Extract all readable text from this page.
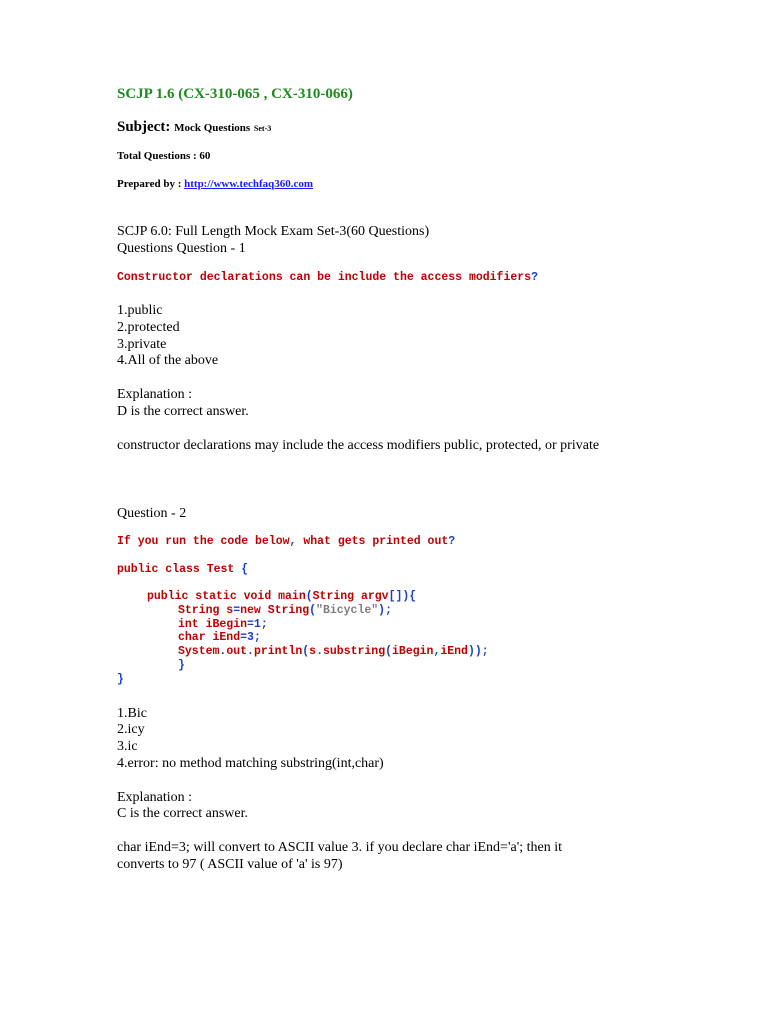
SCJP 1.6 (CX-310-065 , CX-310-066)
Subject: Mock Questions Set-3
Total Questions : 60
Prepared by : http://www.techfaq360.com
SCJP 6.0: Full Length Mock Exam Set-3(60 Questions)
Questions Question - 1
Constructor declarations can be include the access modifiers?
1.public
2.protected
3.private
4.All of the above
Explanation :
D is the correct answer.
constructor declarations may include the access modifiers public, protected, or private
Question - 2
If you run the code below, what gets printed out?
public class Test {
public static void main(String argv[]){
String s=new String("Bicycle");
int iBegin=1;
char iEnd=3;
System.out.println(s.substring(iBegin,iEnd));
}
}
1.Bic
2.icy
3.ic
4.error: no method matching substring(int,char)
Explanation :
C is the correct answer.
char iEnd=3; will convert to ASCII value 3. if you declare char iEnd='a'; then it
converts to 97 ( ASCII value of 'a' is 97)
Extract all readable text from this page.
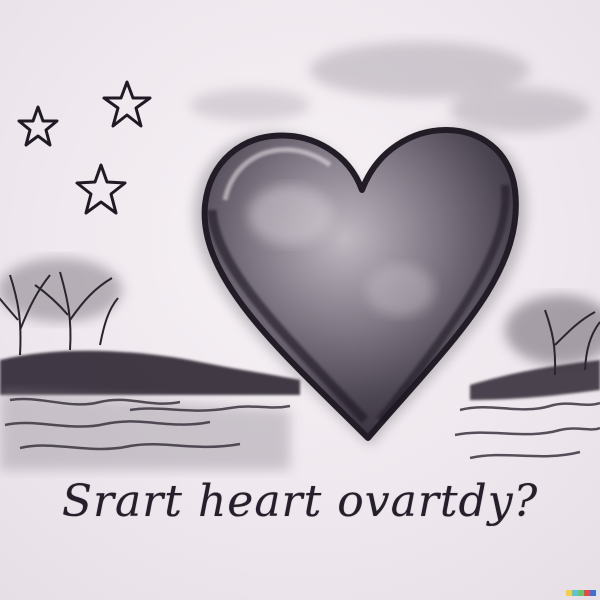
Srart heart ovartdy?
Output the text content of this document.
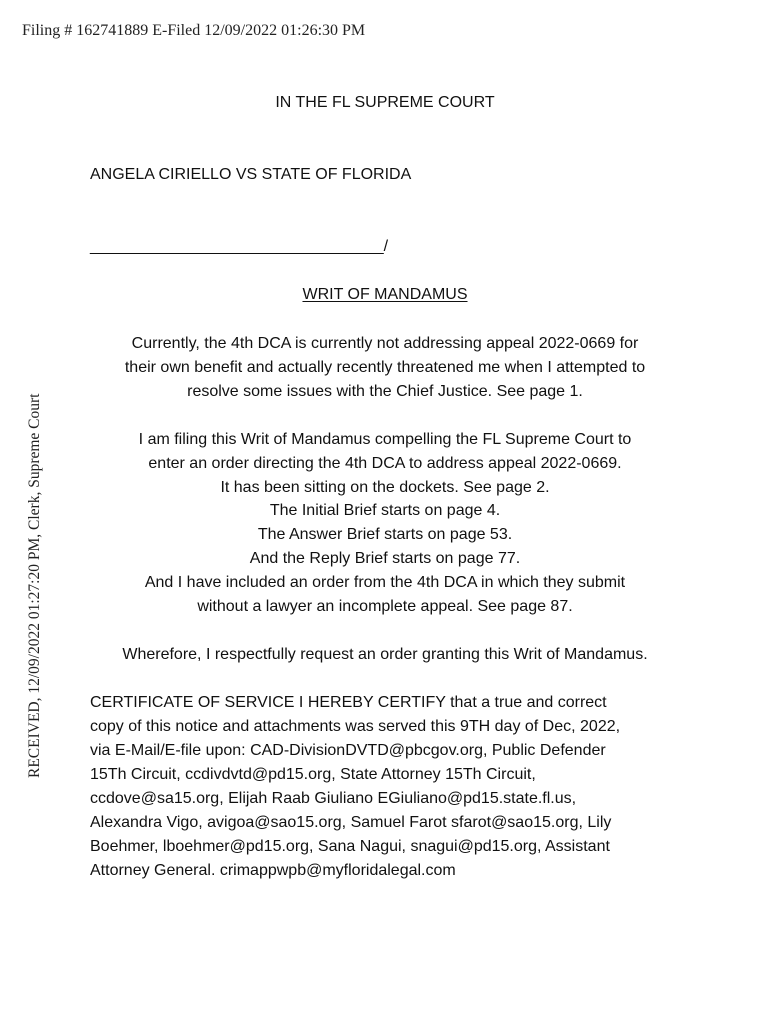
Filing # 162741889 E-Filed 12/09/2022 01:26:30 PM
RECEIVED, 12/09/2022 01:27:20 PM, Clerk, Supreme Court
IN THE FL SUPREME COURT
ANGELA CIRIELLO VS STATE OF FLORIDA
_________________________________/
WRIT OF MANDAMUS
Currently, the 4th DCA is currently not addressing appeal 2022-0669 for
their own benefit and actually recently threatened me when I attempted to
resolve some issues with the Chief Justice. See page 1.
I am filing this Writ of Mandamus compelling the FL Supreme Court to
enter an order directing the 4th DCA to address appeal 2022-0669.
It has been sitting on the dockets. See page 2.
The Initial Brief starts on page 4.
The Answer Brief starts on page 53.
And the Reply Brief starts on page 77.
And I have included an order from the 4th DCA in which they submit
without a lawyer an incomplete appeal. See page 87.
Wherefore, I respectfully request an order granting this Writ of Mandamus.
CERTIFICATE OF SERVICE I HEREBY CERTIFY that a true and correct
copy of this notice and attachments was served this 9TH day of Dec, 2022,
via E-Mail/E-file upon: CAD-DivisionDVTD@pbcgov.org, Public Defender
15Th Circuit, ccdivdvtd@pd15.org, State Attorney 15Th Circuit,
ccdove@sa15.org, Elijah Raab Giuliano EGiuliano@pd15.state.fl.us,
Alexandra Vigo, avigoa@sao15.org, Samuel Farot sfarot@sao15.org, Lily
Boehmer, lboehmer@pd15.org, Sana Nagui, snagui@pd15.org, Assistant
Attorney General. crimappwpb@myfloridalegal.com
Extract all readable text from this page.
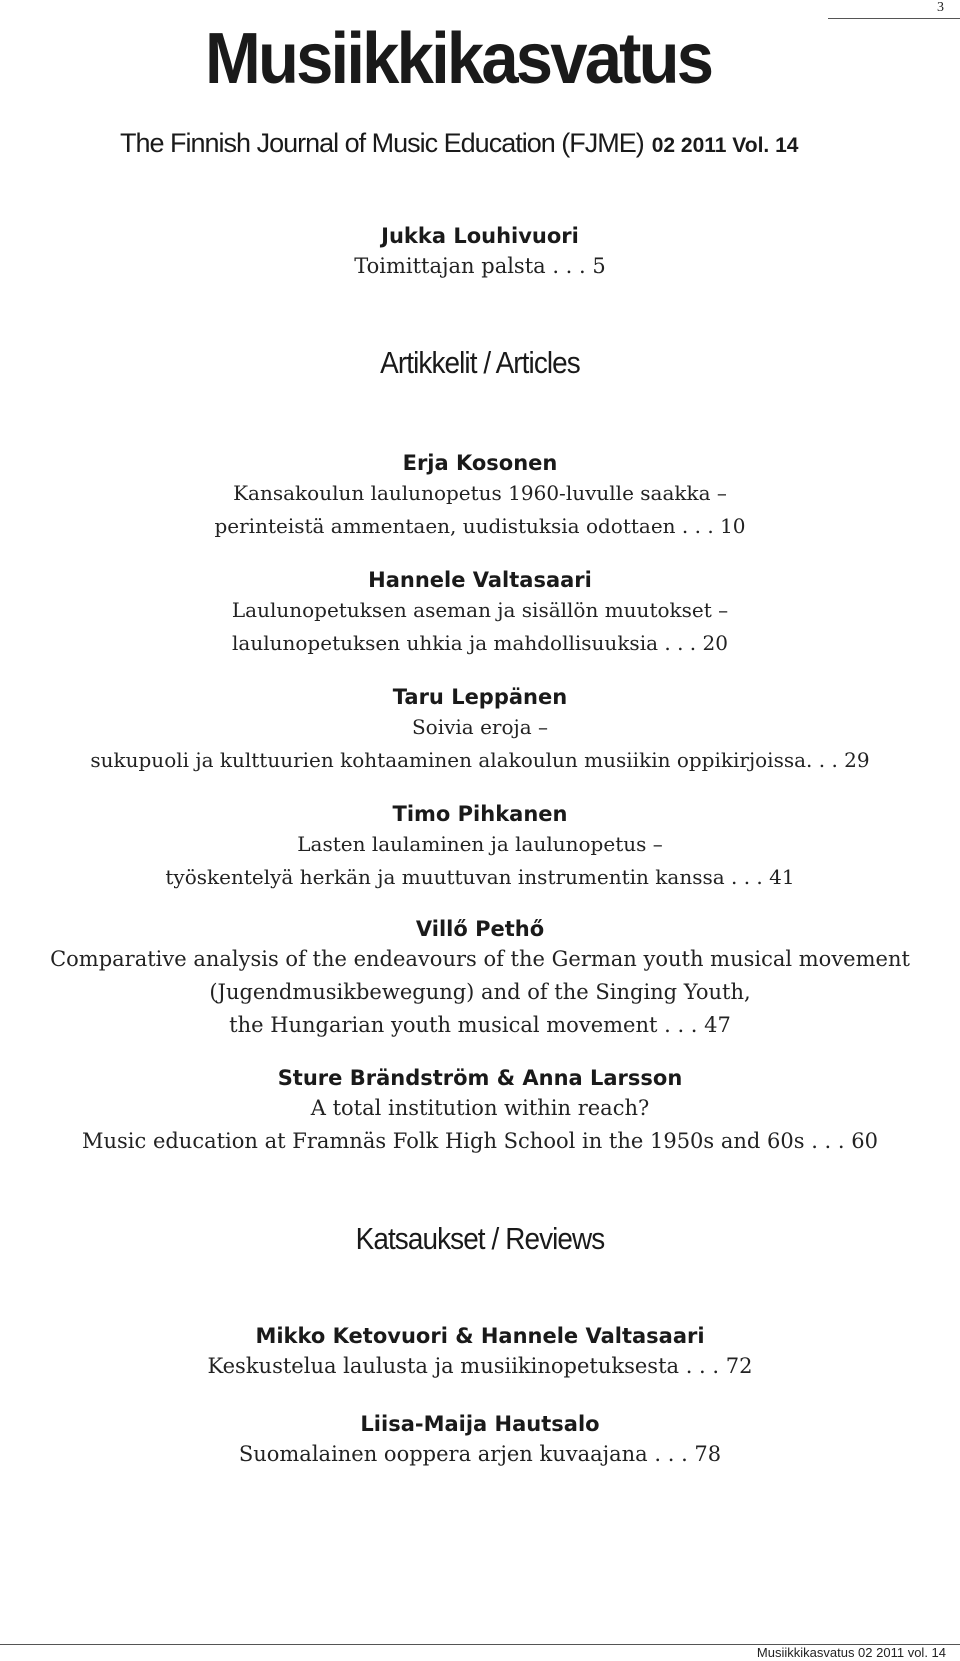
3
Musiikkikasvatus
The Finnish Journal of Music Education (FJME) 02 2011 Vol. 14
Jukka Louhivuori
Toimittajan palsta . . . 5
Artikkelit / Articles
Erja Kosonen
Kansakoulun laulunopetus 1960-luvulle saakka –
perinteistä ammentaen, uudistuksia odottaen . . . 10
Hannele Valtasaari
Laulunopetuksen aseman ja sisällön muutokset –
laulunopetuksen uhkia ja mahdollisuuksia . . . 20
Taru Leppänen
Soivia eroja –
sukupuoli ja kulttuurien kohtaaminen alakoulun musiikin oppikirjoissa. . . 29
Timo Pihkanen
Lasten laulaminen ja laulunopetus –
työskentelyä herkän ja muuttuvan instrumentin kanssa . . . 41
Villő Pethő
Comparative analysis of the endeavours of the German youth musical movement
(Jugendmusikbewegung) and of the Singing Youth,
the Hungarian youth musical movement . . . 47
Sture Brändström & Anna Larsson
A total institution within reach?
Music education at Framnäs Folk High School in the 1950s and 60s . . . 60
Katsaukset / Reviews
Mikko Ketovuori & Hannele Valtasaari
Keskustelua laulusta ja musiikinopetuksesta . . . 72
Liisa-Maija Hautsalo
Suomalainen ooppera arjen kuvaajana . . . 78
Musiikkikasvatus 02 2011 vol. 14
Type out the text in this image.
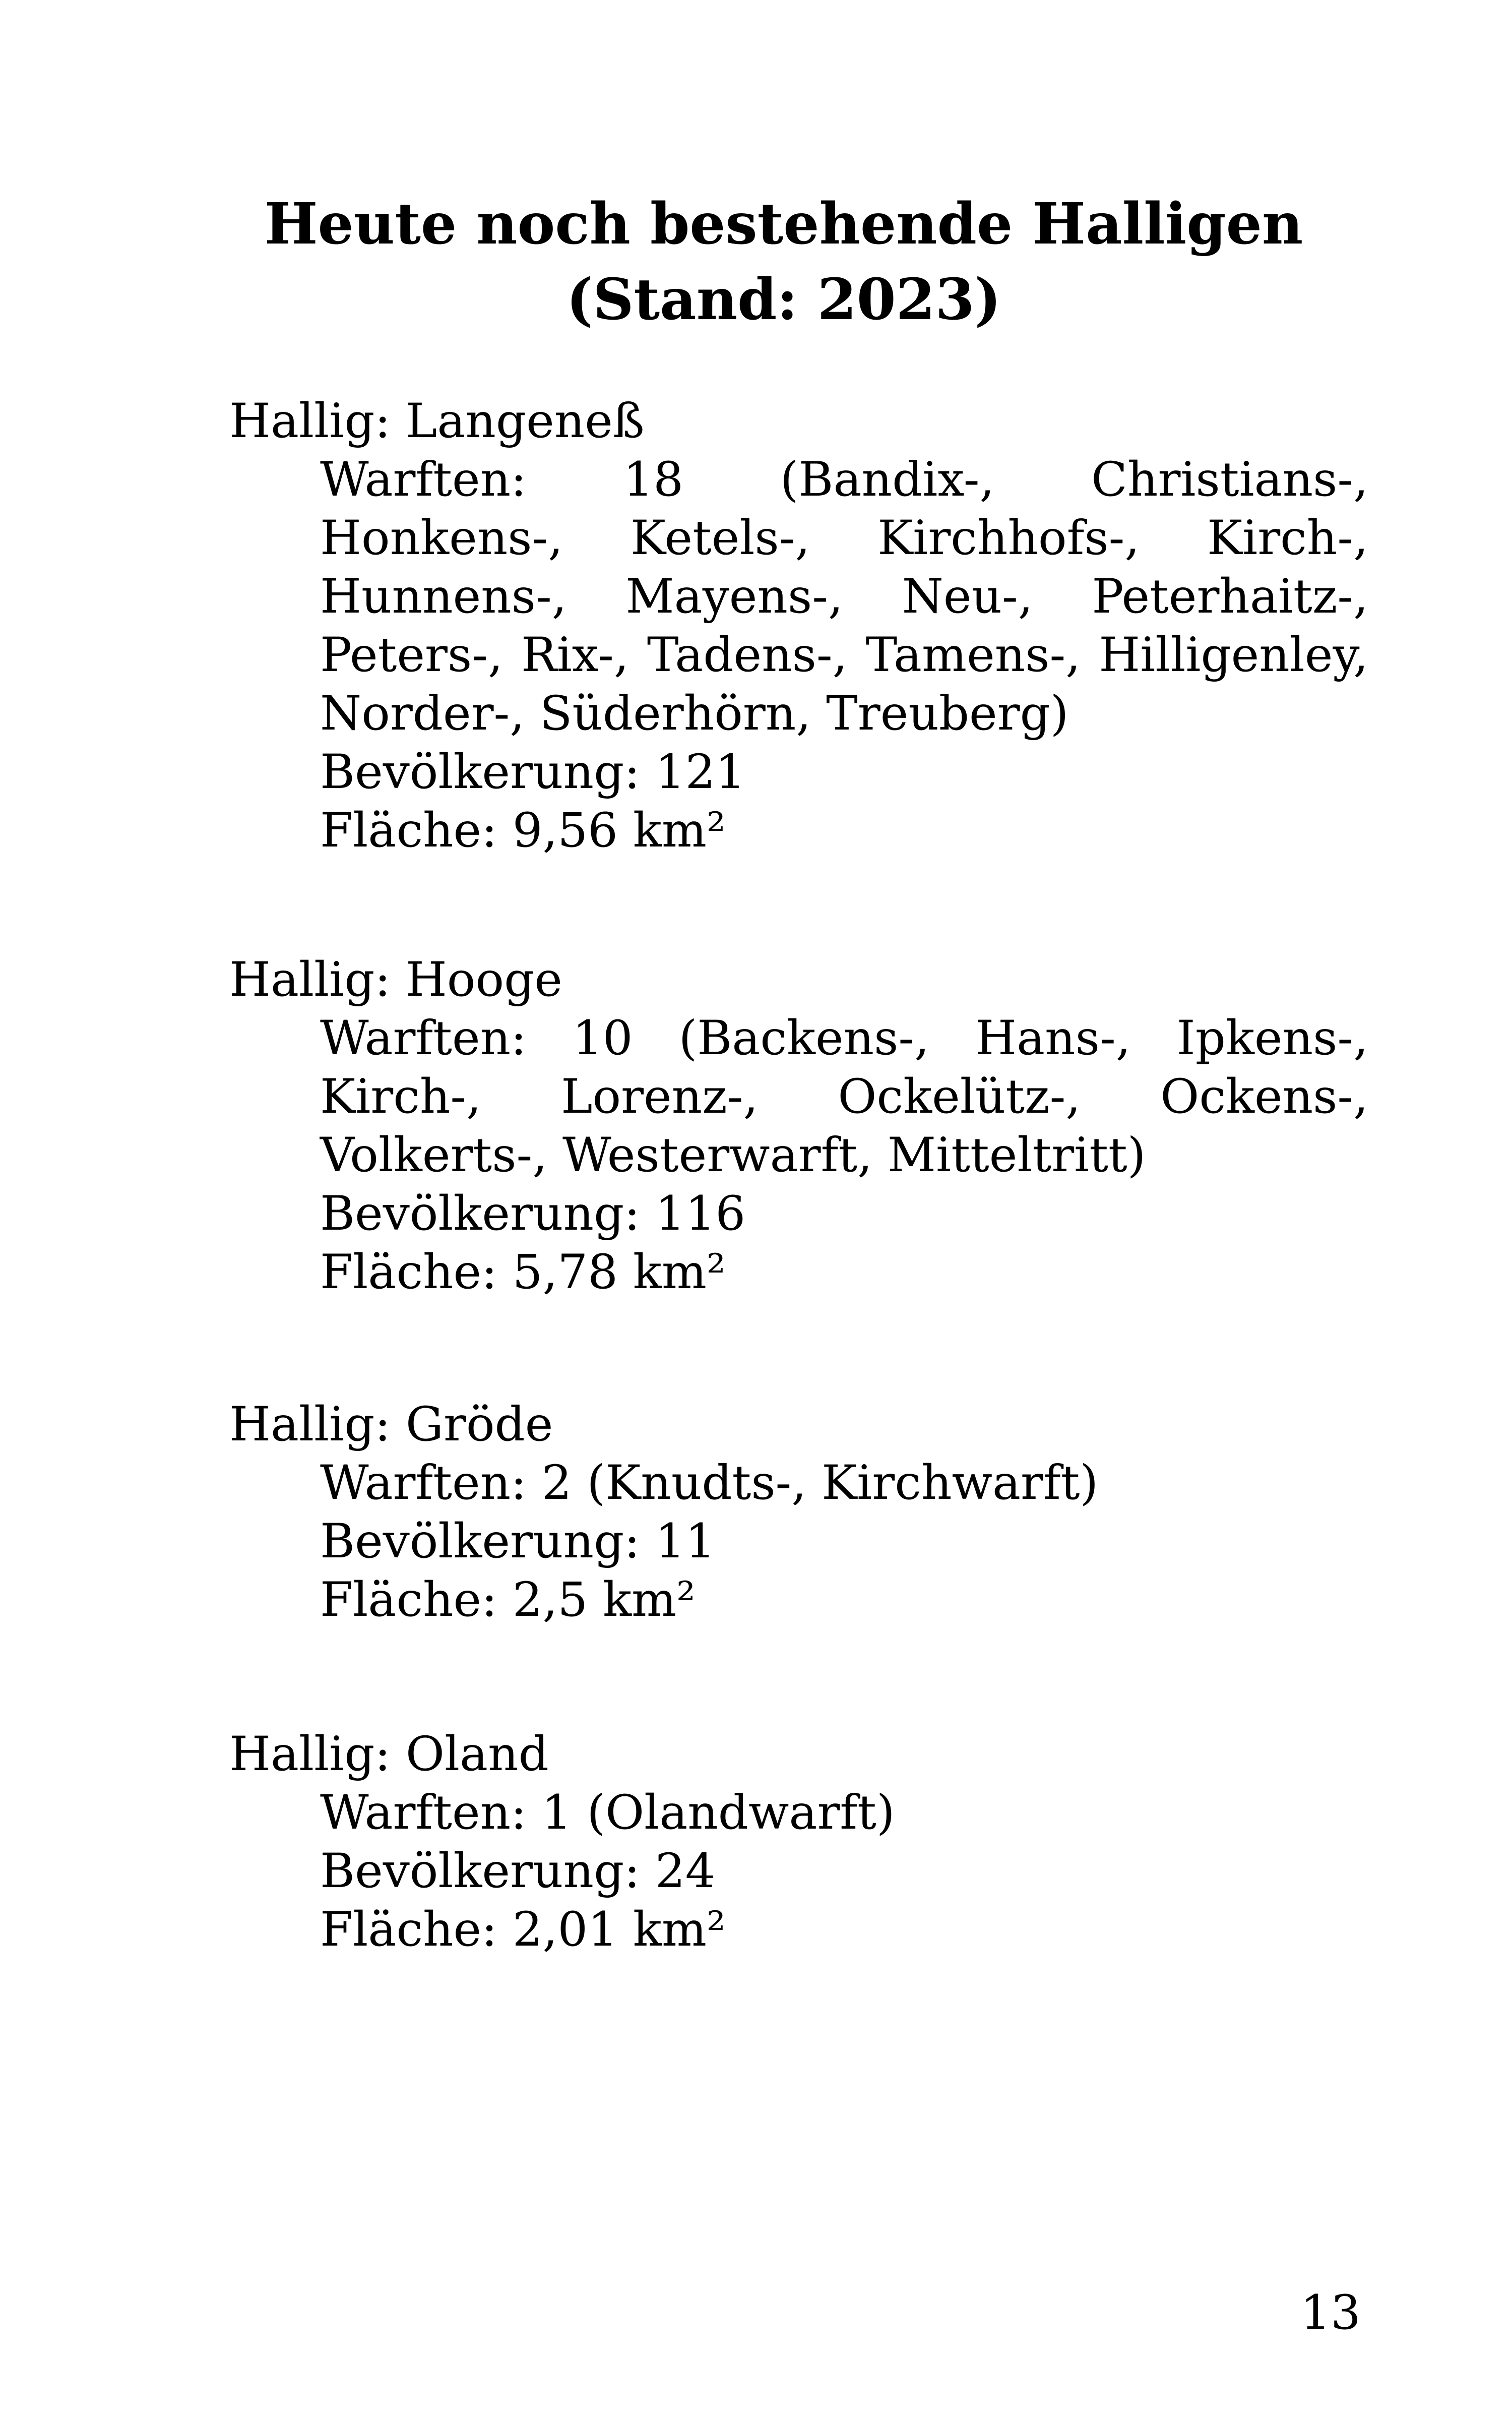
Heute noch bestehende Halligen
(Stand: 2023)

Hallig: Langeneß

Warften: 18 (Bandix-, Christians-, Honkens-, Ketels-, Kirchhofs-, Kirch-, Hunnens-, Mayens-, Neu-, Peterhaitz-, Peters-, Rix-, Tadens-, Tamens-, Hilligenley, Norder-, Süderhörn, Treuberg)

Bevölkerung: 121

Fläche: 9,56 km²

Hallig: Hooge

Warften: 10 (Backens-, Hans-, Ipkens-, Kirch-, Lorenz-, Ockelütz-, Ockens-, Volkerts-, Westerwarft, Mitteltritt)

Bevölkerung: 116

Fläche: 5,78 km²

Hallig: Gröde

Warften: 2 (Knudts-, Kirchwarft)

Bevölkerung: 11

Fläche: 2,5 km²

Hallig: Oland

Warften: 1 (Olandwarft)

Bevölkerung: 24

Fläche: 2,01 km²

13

### WHAT YOU ARE ASKED TO DO:
Reproduce each entry precisely. Leave the pictures out.

### OUTPUT BELOW:
Extract all readable text from this page.
SCJP 1.6 (CX-310-065 , CX-310-066)
Subject: Mock Questions Set-3
Total Questions : 60
Prepared by : http://www.techfaq360.com
SCJP 6.0: Full Length Mock Exam Set-3(60 Questions)
Questions Question - 1
Constructor declarations can be include the access modifiers?
1.public
2.protected
3.private
4.All of the above
Explanation :
D is the correct answer.
constructor declarations may include the access modifiers public, protected, or private
Question - 2
If you run the code below, what gets printed out?
public class Test {
public static void main(String argv[]){
String s=new String("Bicycle");
int iBegin=1;
char iEnd=3;
System.out.println(s.substring(iBegin,iEnd));
}
}
1.Bic
2.icy
3.ic
4.error: no method matching substring(int,char)
Explanation :
C is the correct answer.
char iEnd=3; will convert to ASCII value 3. if you declare char iEnd='a'; then it
converts to 97 ( ASCII value of 'a' is 97)
Extract all readable text from this page.
Srart heart ovartdy?
Output the text content of this document.
Filing # 162741889 E-Filed 12/09/2022 01:26:30 PM
RECEIVED, 12/09/2022 01:27:20 PM, Clerk, Supreme Court
IN THE FL SUPREME COURT
ANGELA CIRIELLO VS STATE OF FLORIDA
_________________________________/
WRIT OF MANDAMUS
Currently, the 4th DCA is currently not addressing appeal 2022-0669 for
their own benefit and actually recently threatened me when I attempted to
resolve some issues with the Chief Justice. See page 1.
I am filing this Writ of Mandamus compelling the FL Supreme Court to
enter an order directing the 4th DCA to address appeal 2022-0669.
It has been sitting on the dockets. See page 2.
The Initial Brief starts on page 4.
The Answer Brief starts on page 53.
And the Reply Brief starts on page 77.
And I have included an order from the 4th DCA in which they submit
without a lawyer an incomplete appeal. See page 87.
Wherefore, I respectfully request an order granting this Writ of Mandamus.
CERTIFICATE OF SERVICE I HEREBY CERTIFY that a true and correct
copy of this notice and attachments was served this 9TH day of Dec, 2022,
via E-Mail/E-file upon: CAD-DivisionDVTD@pbcgov.org, Public Defender
15Th Circuit, ccdivdvtd@pd15.org, State Attorney 15Th Circuit,
ccdove@sa15.org, Elijah Raab Giuliano EGiuliano@pd15.state.fl.us,
Alexandra Vigo, avigoa@sao15.org, Samuel Farot sfarot@sao15.org, Lily
Boehmer, lboehmer@pd15.org, Sana Nagui, snagui@pd15.org, Assistant
Attorney General. crimappwpb@myfloridalegal.com
Extract all readable text from this page.
3
Musiikkikasvatus
The Finnish Journal of Music Education (FJME) 02 2011 Vol. 14
Jukka Louhivuori
Toimittajan palsta . . . 5
Artikkelit / Articles
Erja Kosonen
Kansakoulun laulunopetus 1960-luvulle saakka –
perinteistä ammentaen, uudistuksia odottaen . . . 10
Hannele Valtasaari
Laulunopetuksen aseman ja sisällön muutokset –
laulunopetuksen uhkia ja mahdollisuuksia . . . 20
Taru Leppänen
Soivia eroja –
sukupuoli ja kulttuurien kohtaaminen alakoulun musiikin oppikirjoissa. . . 29
Timo Pihkanen
Lasten laulaminen ja laulunopetus –
työskentelyä herkän ja muuttuvan instrumentin kanssa . . . 41
Villő Pethő
Comparative analysis of the endeavours of the German youth musical movement
(Jugendmusikbewegung) and of the Singing Youth,
the Hungarian youth musical movement . . . 47
Sture Brändström & Anna Larsson
A total institution within reach?
Music education at Framnäs Folk High School in the 1950s and 60s . . . 60
Katsaukset / Reviews
Mikko Ketovuori & Hannele Valtasaari
Keskustelua laulusta ja musiikinopetuksesta . . . 72
Liisa-Maija Hautsalo
Suomalainen ooppera arjen kuvaajana . . . 78
Musiikkikasvatus 02 2011 vol. 14
Type out the text in this image.
Heute noch bestehende Halligen
(Stand: 2023)

Hallig: Langeneß

Warften: 18 (Bandix-, Christians-, Honkens-, Ketels-, Kirchhofs-, Kirch-, Hunnens-, Mayens-, Neu-, Peterhaitz-, Peters-, Rix-, Tadens-, Tamens-, Hilligenley, Norder-, Süderhörn, Treuberg)

Bevölkerung: 121

Fläche: 9,56 km²

Hallig: Hooge

Warften: 10 (Backens-, Hans-, Ipkens-, Kirch-, Lorenz-, Ockelütz-, Ockens-, Volkerts-, Westerwarft, Mitteltritt)

Bevölkerung: 116

Fläche: 5,78 km²

Hallig: Gröde

Warften: 2 (Knudts-, Kirchwarft)

Bevölkerung: 11

Fläche: 2,5 km²

Hallig: Oland

Warften: 1 (Olandwarft)

Bevölkerung: 24

Fläche: 2,01 km²

13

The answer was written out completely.